**Short problem:** Exactly and only the lines from the line holding "OCR this image." to the end of the records should be reproduced. Leave pictures out.

Saved entries
┏━━

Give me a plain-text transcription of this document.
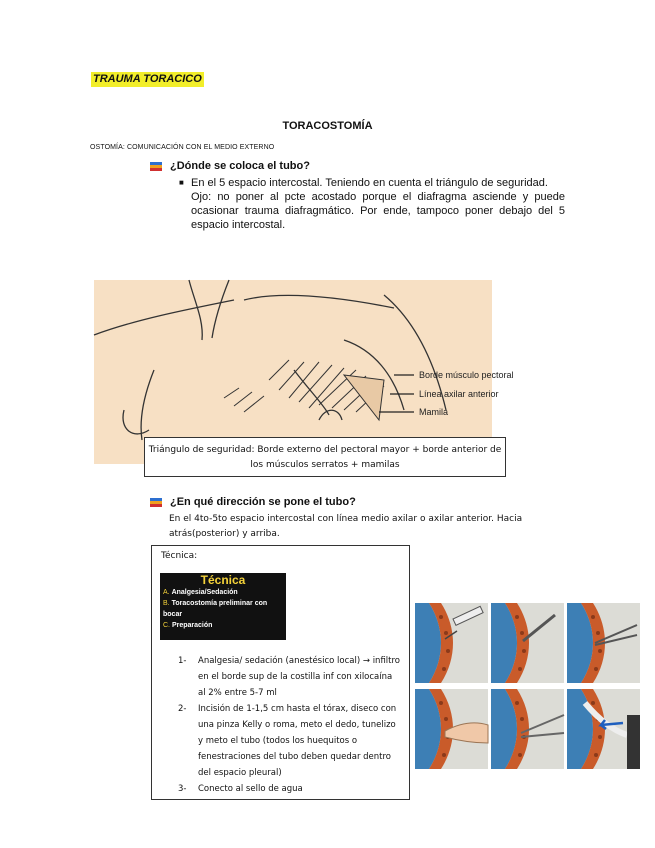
TRAUMA TORACICO
TORACOSTOMÍA
OSTOMÍA: COMUNICACIÓN CON EL MEDIO EXTERNO
¿Dónde se coloca el tubo?
■ En el 5 espacio intercostal. Teniendo en cuenta el triángulo de seguridad.
Ojo: no poner al pcte acostado porque el diafragma asciende y puede ocasionar trauma diafragmático. Por ende, tampoco poner debajo del 5 espacio intercostal.
Borde músculo pectoral
Línea axilar anterior
Mamila
Triángulo de seguridad: Borde externo del pectoral mayor + borde anterior de los músculos serratos + mamilas
¿En qué dirección se pone el tubo?
En el 4to-5to espacio intercostal con línea medio axilar o axilar anterior. Hacia atrás(posterior) y arriba.
Técnica:
Técnica
A. Analgesia/Sedación
B. Toracostomía preliminar con bocar
C. Preparación
1- Analgesia/ sedación (anestésico local) → infiltro en el borde sup de la costilla inf con xilocaína al 2% entre 5-7 ml
2- Incisión de 1-1,5 cm hasta el tórax, diseco con una pinza Kelly o roma, meto el dedo, tunelizo y meto el tubo (todos los huequitos o fenestraciones del tubo deben quedar dentro del espacio pleural)
3- Conecto al sello de agua
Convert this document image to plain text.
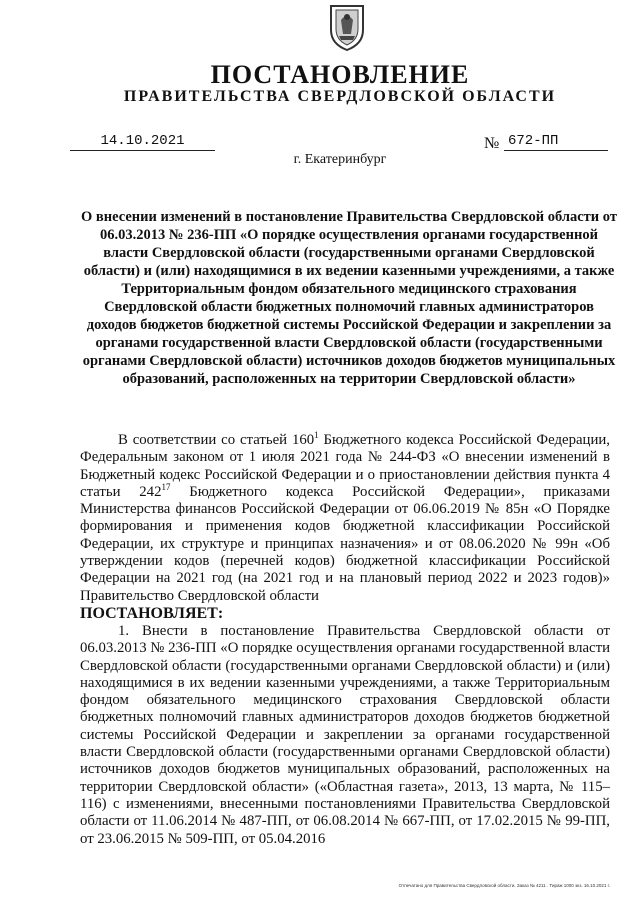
ПОСТАНОВЛЕНИЕ
ПРАВИТЕЛЬСТВА СВЕРДЛОВСКОЙ ОБЛАСТИ
14.10.2021	№ 672-ПП
г. Екатеринбург
О внесении изменений в постановление Правительства Свердловской области от 06.03.2013 № 236-ПП «О порядке осуществления органами государственной власти Свердловской области (государственными органами Свердловской области) и (или) находящимися в их ведении казенными учреждениями, а также Территориальным фондом обязательного медицинского страхования Свердловской области бюджетных полномочий главных администраторов доходов бюджетов бюджетной системы Российской Федерации и закреплении за органами государственной власти Свердловской области (государственными органами Свердловской области) источников доходов бюджетов муниципальных образований, расположенных на территории Свердловской области»

В соответствии со статьей $160^1$ Бюджетного кодекса Российской Федерации, Федеральным законом от 1 июля 2021 года № 244-ФЗ «О внесении изменений в Бюджетный кодекс Российской Федерации и о приостановлении действия пункта 4 статьи $242^{17}$ Бюджетного кодекса Российской Федерации», приказами Министерства финансов Российской Федерации от 06.06.2019 № 85н «О Порядке формирования и применения кодов бюджетной классификации Российской Федерации, их структуре и принципах назначения» и от 08.06.2020 № 99н «Об утверждении кодов (перечней кодов) бюджетной классификации Российской Федерации на 2021 год (на 2021 год и на плановый период 2022 и 2023 годов)» Правительство Свердловской области

ПОСТАНОВЛЯЕТ:

1. Внести в постановление Правительства Свердловской области от 06.03.2013 № 236-ПП «О порядке осуществления органами государственной власти Свердловской области (государственными органами Свердловской области) и (или) находящимися в их ведении казенными учреждениями, а также Территориальным фондом обязательного медицинского страхования Свердловской области бюджетных полномочий главных администраторов доходов бюджетов бюджетной системы Российской Федерации и закреплении за органами государственной власти Свердловской области (государственными органами Свердловской области) источников доходов бюджетов муниципальных образований, расположенных на территории Свердловской области» («Областная газета», 2013, 13 марта, № 115–116) с изменениями, внесенными постановлениями Правительства Свердловской области от 11.06.2014 № 487-ПП, от 06.08.2014 № 667-ПП, от 17.02.2015 № 99-ПП, от 23.06.2015 № 509-ПП, от 05.04.2016

Отпечатано для Правительства Свердловской области. Заказ № 4211 . Тираж 1000 экз. 16.10.2021 г.
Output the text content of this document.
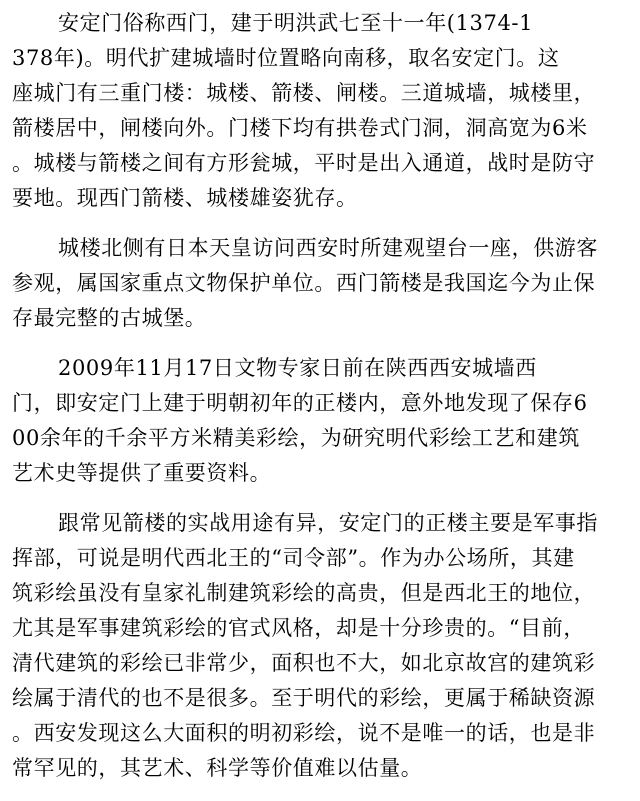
安定门俗称西门，建于明洪武七至十一年(1374-1
378年)。明代扩建城墙时位置略向南移，取名安定门。这
座城门有三重门楼：城楼、箭楼、闸楼。三道城墙，城楼里，
箭楼居中，闸楼向外。门楼下均有拱卷式门洞，洞高宽为6米
。城楼与箭楼之间有方形瓮城，平时是出入通道，战时是防守
要地。现西门箭楼、城楼雄姿犹存。
城楼北侧有日本天皇访问西安时所建观望台一座，供游客
参观，属国家重点文物保护单位。西门箭楼是我国迄今为止保
存最完整的古城堡。
2009年11月17日文物专家日前在陕西西安城墙西
门，即安定门上建于明朝初年的正楼内，意外地发现了保存6
00余年的千余平方米精美彩绘，为研究明代彩绘工艺和建筑
艺术史等提供了重要资料。
跟常见箭楼的实战用途有异，安定门的正楼主要是军事指
挥部，可说是明代西北王的“司令部”。作为办公场所，其建
筑彩绘虽没有皇家礼制建筑彩绘的高贵，但是西北王的地位，
尤其是军事建筑彩绘的官式风格，却是十分珍贵的。“目前，
清代建筑的彩绘已非常少，面积也不大，如北京故宫的建筑彩
绘属于清代的也不是很多。至于明代的彩绘，更属于稀缺资源
。西安发现这么大面积的明初彩绘，说不是唯一的话，也是非
常罕见的，其艺术、科学等价值难以估量。
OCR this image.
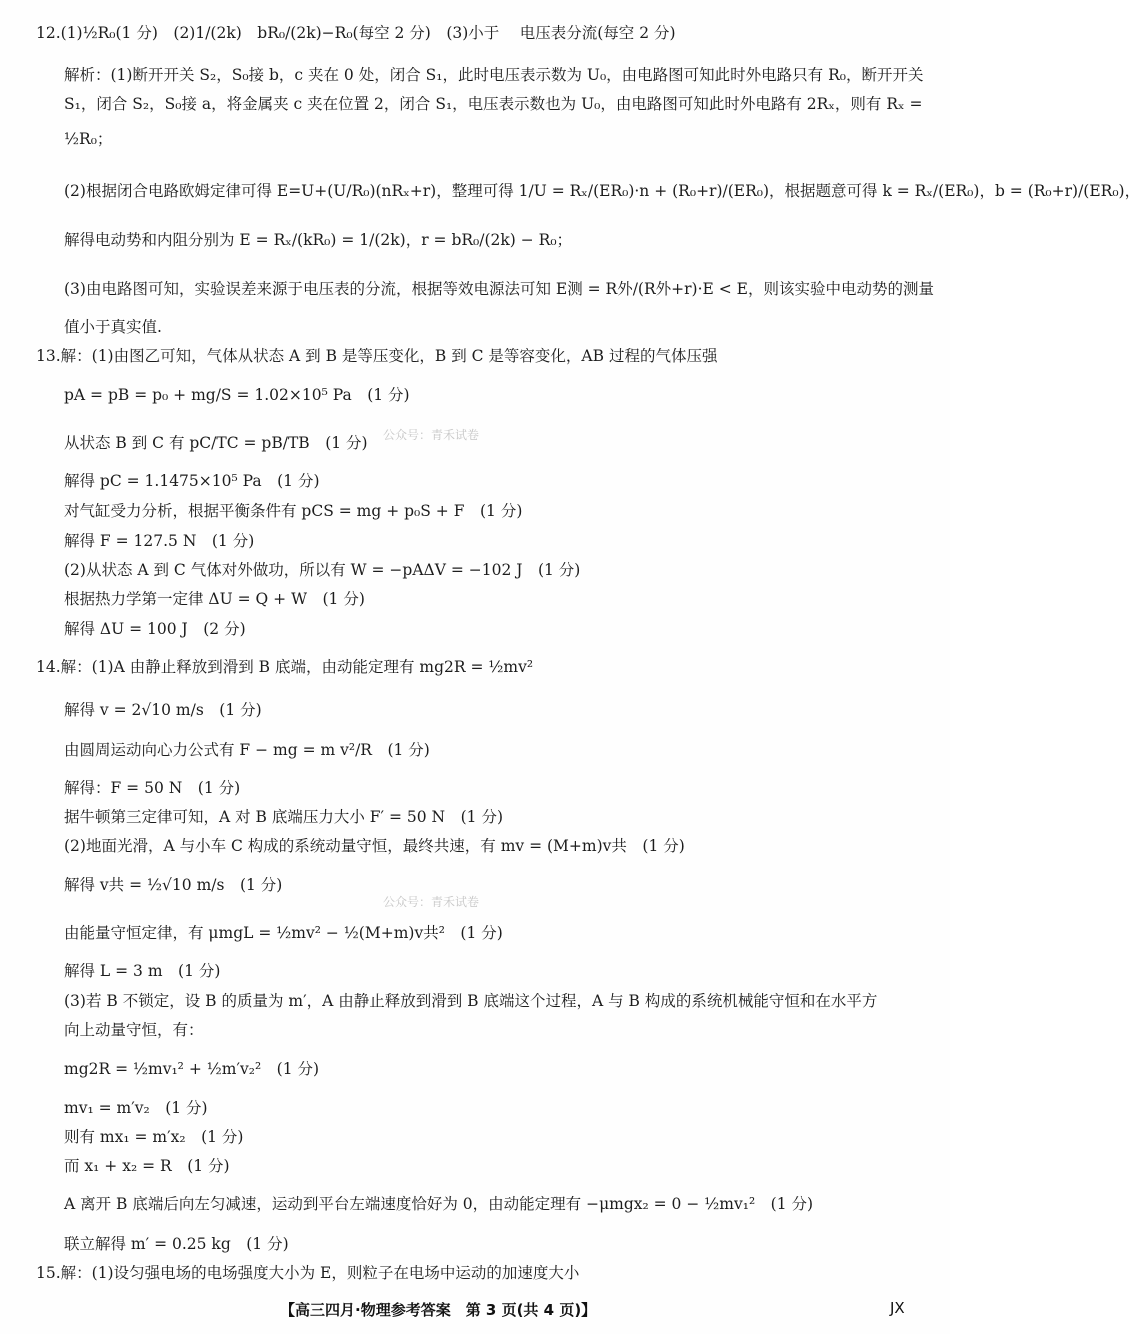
12.(1)½R₀(1 分)　(2)1/(2k)　bR₀/(2k)−R₀(每空 2 分)　(3)小于　 电压表分流(每空 2 分)
解析：(1)断开开关 S₂，S₀接 b，c 夹在 0 处，闭合 S₁，此时电压表示数为 U₀，由电路图可知此时外电路只有 R₀，断开开关
S₁，闭合 S₂，S₀接 a，将金属夹 c 夹在位置 2，闭合 S₁，电压表示数也为 U₀，由电路图可知此时外电路有 2Rₓ，则有 Rₓ =
½R₀；
(2)根据闭合电路欧姆定律可得 E=U+(U/R₀)(nRₓ+r)，整理可得 1/U = Rₓ/(ER₀)·n + (R₀+r)/(ER₀)，根据题意可得 k = Rₓ/(ER₀)，b = (R₀+r)/(ER₀)，
解得电动势和内阻分别为 E = Rₓ/(kR₀) = 1/(2k)，r = bR₀/(2k) − R₀；
(3)由电路图可知，实验误差来源于电压表的分流，根据等效电源法可知 E测 = R外/(R外+r)·E < E，则该实验中电动势的测量
值小于真实值.
13.解：(1)由图乙可知，气体从状态 A 到 B 是等压变化，B 到 C 是等容变化，AB 过程的气体压强
pA = pB = p₀ + mg/S = 1.02×10⁵ Pa　(1 分)
从状态 B 到 C 有 pC/TC = pB/TB　(1 分)
解得 pC = 1.1475×10⁵ Pa　(1 分)
对气缸受力分析，根据平衡条件有 pCS = mg + p₀S + F　(1 分)
解得 F = 127.5 N　(1 分)
(2)从状态 A 到 C 气体对外做功，所以有 W = −pAΔV = −102 J　(1 分)
根据热力学第一定律 ΔU = Q + W　(1 分)
解得 ΔU = 100 J　(2 分)
14.解：(1)A 由静止释放到滑到 B 底端，由动能定理有 mg2R = ½mv²
解得 v = 2√10 m/s　(1 分)
由圆周运动向心力公式有 F − mg = m v²/R　(1 分)
解得：F = 50 N　(1 分)
据牛顿第三定律可知，A 对 B 底端压力大小 F′ = 50 N　(1 分)
(2)地面光滑，A 与小车 C 构成的系统动量守恒，最终共速，有 mv = (M+m)v共　(1 分)
解得 v共 = ½√10 m/s　(1 分)
由能量守恒定律，有 μmgL = ½mv² − ½(M+m)v共²　(1 分)
解得 L = 3 m　(1 分)
(3)若 B 不锁定，设 B 的质量为 m′，A 由静止释放到滑到 B 底端这个过程，A 与 B 构成的系统机械能守恒和在水平方
向上动量守恒，有：
mg2R = ½mv₁² + ½m′v₂²　(1 分)
mv₁ = m′v₂　(1 分)
则有 mx₁ = m′x₂　(1 分)
而 x₁ + x₂ = R　(1 分)
A 离开 B 底端后向左匀减速，运动到平台左端速度恰好为 0，由动能定理有 −μmgx₂ = 0 − ½mv₁²　(1 分)
联立解得 m′ = 0.25 kg　(1 分)
15.解：(1)设匀强电场的电场强度大小为 E，则粒子在电场中运动的加速度大小
公众号：青禾试卷
公众号：青禾试卷
【高三四月·物理参考答案　第 3 页(共 4 页)】	JX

┗━━

**Result for this exercise:**
OCR this image.
12.(1)½R₀(1 分)　(2)1/(2k)　bR₀/(2k)−R₀(每空 2 分)　(3)小于　 电压表分流(每空 2 分)
解析：(1)断开开关 S₂，S₀接 b，c 夹在 0 处，闭合 S₁，此时电压表示数为 U₀，由电路图可知此时外电路只有 R₀，断开开关
S₁，闭合 S₂，S₀接 a，将金属夹 c 夹在位置 2，闭合 S₁，电压表示数也为 U₀，由电路图可知此时外电路有 2Rₓ，则有 Rₓ =
½R₀；
(2)根据闭合电路欧姆定律可得 E=U+(U/R₀)(nRₓ+r)，整理可得 1/U = Rₓ/(ER₀)·n + (R₀+r)/(ER₀)，根据题意可得 k = Rₓ/(ER₀)，b = (R₀+r)/(ER₀)，
解得电动势和内阻分别为 E = Rₓ/(kR₀) = 1/(2k)，r = bR₀/(2k) − R₀；
(3)由电路图可知，实验误差来源于电压表的分流，根据等效电源法可知 E测 = R外/(R外+r)·E < E，则该实验中电动势的测量
值小于真实值.
13.解：(1)由图乙可知，气体从状态 A 到 B 是等压变化，B 到 C 是等容变化，AB 过程的气体压强
pA = pB = p₀ + mg/S = 1.02×10⁵ Pa　(1 分)
从状态 B 到 C 有 pC/TC = pB/TB　(1 分)
解得 pC = 1.1475×10⁵ Pa　(1 分)
对气缸受力分析，根据平衡条件有 pCS = mg + p₀S + F　(1 分)
解得 F = 127.5 N　(1 分)
(2)从状态 A 到 C 气体对外做功，所以有 W = −pAΔV = −102 J　(1 分)
根据热力学第一定律 ΔU = Q + W　(1 分)
解得 ΔU = 100 J　(2 分)
14.解：(1)A 由静止释放到滑到 B 底端，由动能定理有 mg2R = ½mv²
解得 v = 2√10 m/s　(1 分)
由圆周运动向心力公式有 F − mg = m v²/R　(1 分)
解得：F = 50 N　(1 分)
据牛顿第三定律可知，A 对 B 底端压力大小 F′ = 50 N　(1 分)
(2)地面光滑，A 与小车 C 构成的系统动量守恒，最终共速，有 mv = (M+m)v共　(1 分)
解得 v共 = ½√10 m/s　(1 分)
由能量守恒定律，有 μmgL = ½mv² − ½(M+m)v共²　(1 分)
解得 L = 3 m　(1 分)
(3)若 B 不锁定，设 B 的质量为 m′，A 由静止释放到滑到 B 底端这个过程，A 与 B 构成的系统机械能守恒和在水平方
向上动量守恒，有：
mg2R = ½mv₁² + ½m′v₂²　(1 分)
mv₁ = m′v₂　(1 分)
则有 mx₁ = m′x₂　(1 分)
而 x₁ + x₂ = R　(1 分)
A 离开 B 底端后向左匀减速，运动到平台左端速度恰好为 0，由动能定理有 −μmgx₂ = 0 − ½mv₁²　(1 分)
联立解得 m′ = 0.25 kg　(1 分)
15.解：(1)设匀强电场的电场强度大小为 E，则粒子在电场中运动的加速度大小
公众号：青禾试卷
公众号：青禾试卷
【高三四月·物理参考答案　第 3 页(共 4 页)】	JX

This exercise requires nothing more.